▶ GIVEN INSTRUCTION
Exclude the pictures and return every line exactly as written.
[START]
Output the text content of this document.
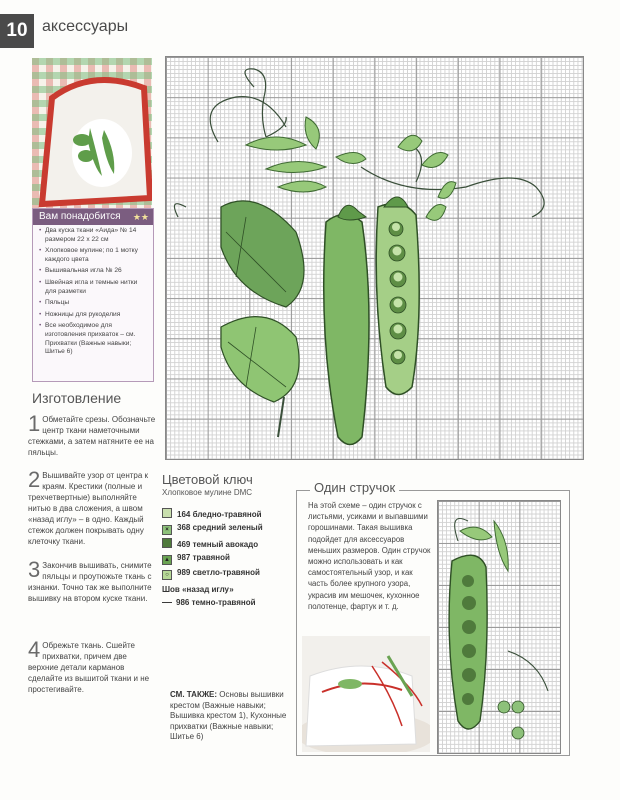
10 аксессуары
Вам понадобится	★★
• Два куска ткани «Аида» № 14 размером 22 х 22 см
• Хлопковое мулине; по 1 мотку каждого цвета
• Вышивальная игла № 26
• Швейная игла и темные нитки для разметки
• Пяльцы
• Ножницы для рукоделия
• Все необходимое для изготовления прихваток – см. Прихватки (Важные навыки; Шитье 6)
Изготовление
1 Обметайте срезы. Обозначьте центр ткани наметочными стежками, а затем натяните ее на пяльцы.
2 Вышивайте узор от центра к краям. Крестики (полные и трехчетвертные) выполняйте нитью в два сложения, а швом «назад иглу» – в одно. Каждый стежок должен покрывать одну клеточку ткани.
3 Закончив вышивать, снимите пяльцы и проутюжьте ткань с изнанки. Точно так же выполните вышивку на втором куске ткани.
4 Обрежьте ткань. Сшейте прихватки, причем две верхние детали карманов сделайте из вышитой ткани и не простегивайте.
Цветовой ключ
Хлопковое мулине DMC
164 бледно-травяной
× 368 средний зеленый
469 темный авокадо
▲ 987 травяной
○ 989 светло-травяной
Шов «назад иглу»
986 темно-травяной
СМ. ТАКЖЕ: Основы вышивки крестом (Важные навыки; Вышивка крестом 1), Кухонные прихватки (Важные навыки; Шитье 6)
Один стручок
На этой схеме – один стручок с листьями, усиками и выпавшими горошинами. Такая вышивка подойдет для аксессуаров меньших размеров. Один стручок можно использовать и как самостоятельный узор, и как часть более крупного узора, украсив им мешочек, кухонное полотенце, фартук и т. д.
[END]
▶ TASK ANSWER
Output the text content of this document.
10 аксессуары
Вам понадобится	★★
• Два куска ткани «Аида» № 14 размером 22 х 22 см
• Хлопковое мулине; по 1 мотку каждого цвета
• Вышивальная игла № 26
• Швейная игла и темные нитки для разметки
• Пяльцы
• Ножницы для рукоделия
• Все необходимое для изготовления прихваток – см. Прихватки (Важные навыки; Шитье 6)
Изготовление
1 Обметайте срезы. Обозначьте центр ткани наметочными стежками, а затем натяните ее на пяльцы.
2 Вышивайте узор от центра к краям. Крестики (полные и трехчетвертные) выполняйте нитью в два сложения, а швом «назад иглу» – в одно. Каждый стежок должен покрывать одну клеточку ткани.
3 Закончив вышивать, снимите пяльцы и проутюжьте ткань с изнанки. Точно так же выполните вышивку на втором куске ткани.
4 Обрежьте ткань. Сшейте прихватки, причем две верхние детали карманов сделайте из вышитой ткани и не простегивайте.
Цветовой ключ
Хлопковое мулине DMC
164 бледно-травяной
× 368 средний зеленый
469 темный авокадо
▲ 987 травяной
○ 989 светло-травяной
Шов «назад иглу»
986 темно-травяной
СМ. ТАКЖЕ: Основы вышивки крестом (Важные навыки; Вышивка крестом 1), Кухонные прихватки (Важные навыки; Шитье 6)
Один стручок
На этой схеме – один стручок с листьями, усиками и выпавшими горошинами. Такая вышивка подойдет для аксессуаров меньших размеров. Один стручок можно использовать и как самостоятельный узор, и как часть более крупного узора, украсив им мешочек, кухонное полотенце, фартук и т. д.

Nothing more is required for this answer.